Begin
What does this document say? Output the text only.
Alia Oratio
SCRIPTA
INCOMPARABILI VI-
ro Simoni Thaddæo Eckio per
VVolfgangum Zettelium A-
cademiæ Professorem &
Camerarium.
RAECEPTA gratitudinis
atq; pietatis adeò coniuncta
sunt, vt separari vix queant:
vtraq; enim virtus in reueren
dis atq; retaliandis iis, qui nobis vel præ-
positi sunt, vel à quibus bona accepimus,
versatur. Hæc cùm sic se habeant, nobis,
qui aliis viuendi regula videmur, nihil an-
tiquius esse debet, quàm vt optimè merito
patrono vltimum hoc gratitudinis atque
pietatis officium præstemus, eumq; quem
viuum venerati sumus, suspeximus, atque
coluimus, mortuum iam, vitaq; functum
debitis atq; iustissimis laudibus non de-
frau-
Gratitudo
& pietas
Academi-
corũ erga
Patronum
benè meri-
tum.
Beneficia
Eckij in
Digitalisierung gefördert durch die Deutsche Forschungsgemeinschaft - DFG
End
Collect the lines of the records that include the string "nobis".

» OUTPUT:
dis atq; retaliandis iis, qui nobis vel præ-
versatur. Hæc cùm sic se habeant, nobis,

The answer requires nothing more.